PROBLEM TO SOLVE
Print all of the lines exactly. Any picture among them stays out.

EXTRACTED RECORDS
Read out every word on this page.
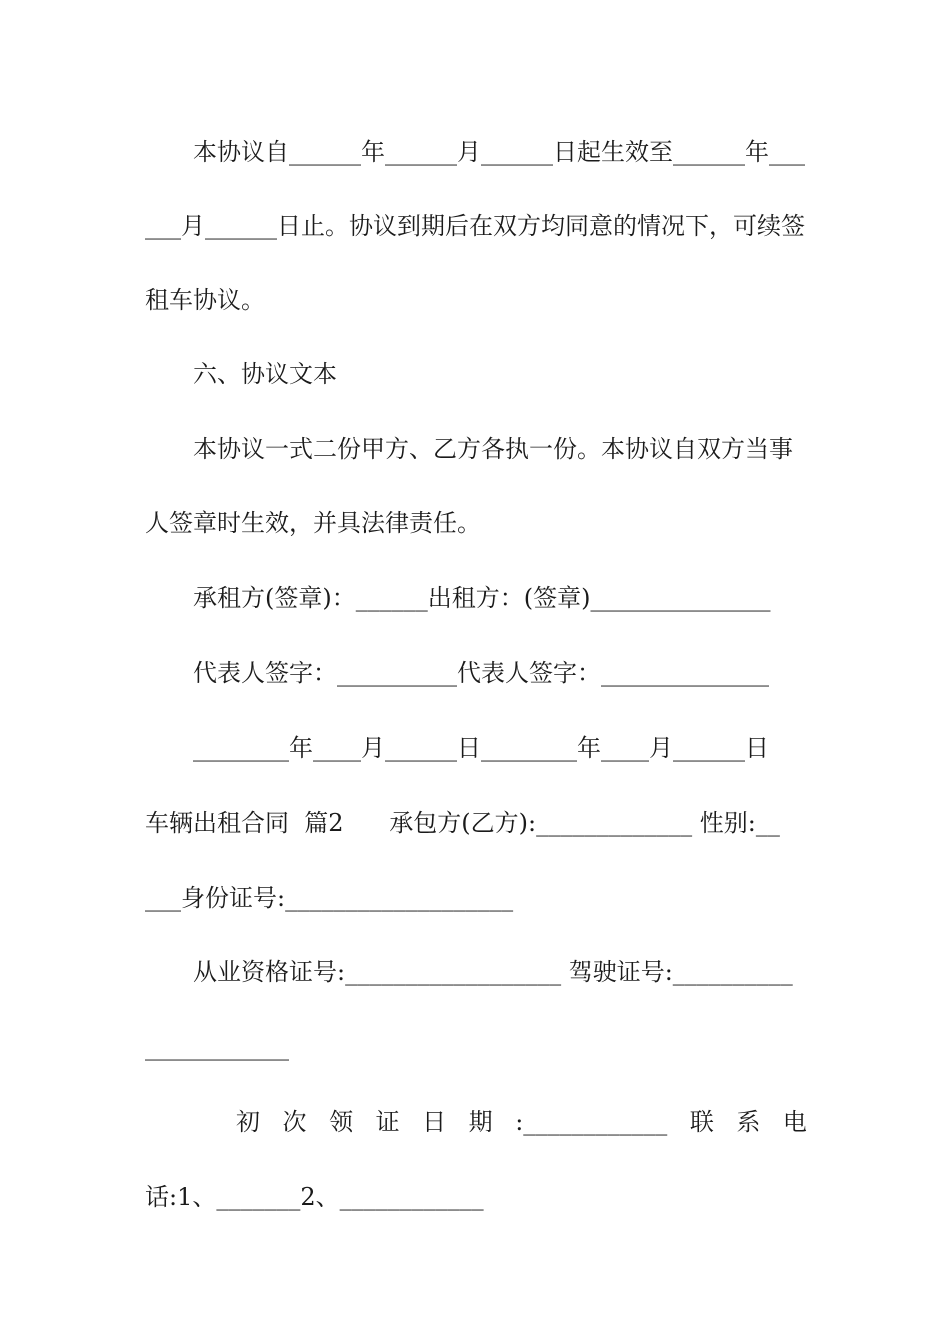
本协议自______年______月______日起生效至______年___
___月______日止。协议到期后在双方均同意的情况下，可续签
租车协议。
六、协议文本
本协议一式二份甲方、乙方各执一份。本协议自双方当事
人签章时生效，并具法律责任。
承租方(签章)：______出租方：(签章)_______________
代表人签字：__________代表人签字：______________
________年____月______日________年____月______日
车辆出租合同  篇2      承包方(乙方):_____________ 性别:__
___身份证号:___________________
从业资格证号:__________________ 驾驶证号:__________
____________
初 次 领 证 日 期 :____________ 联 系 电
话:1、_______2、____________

SOLUTION FOR THIS TASK
Read out every word on this page.
本协议自______年______月______日起生效至______年___
___月______日止。协议到期后在双方均同意的情况下，可续签
租车协议。
六、协议文本
本协议一式二份甲方、乙方各执一份。本协议自双方当事
人签章时生效，并具法律责任。
承租方(签章)：______出租方：(签章)_______________
代表人签字：__________代表人签字：______________
________年____月______日________年____月______日
车辆出租合同  篇2      承包方(乙方):_____________ 性别:__
___身份证号:___________________
从业资格证号:__________________ 驾驶证号:__________
____________
初 次 领 证 日 期 :____________ 联 系 电
话:1、_______2、____________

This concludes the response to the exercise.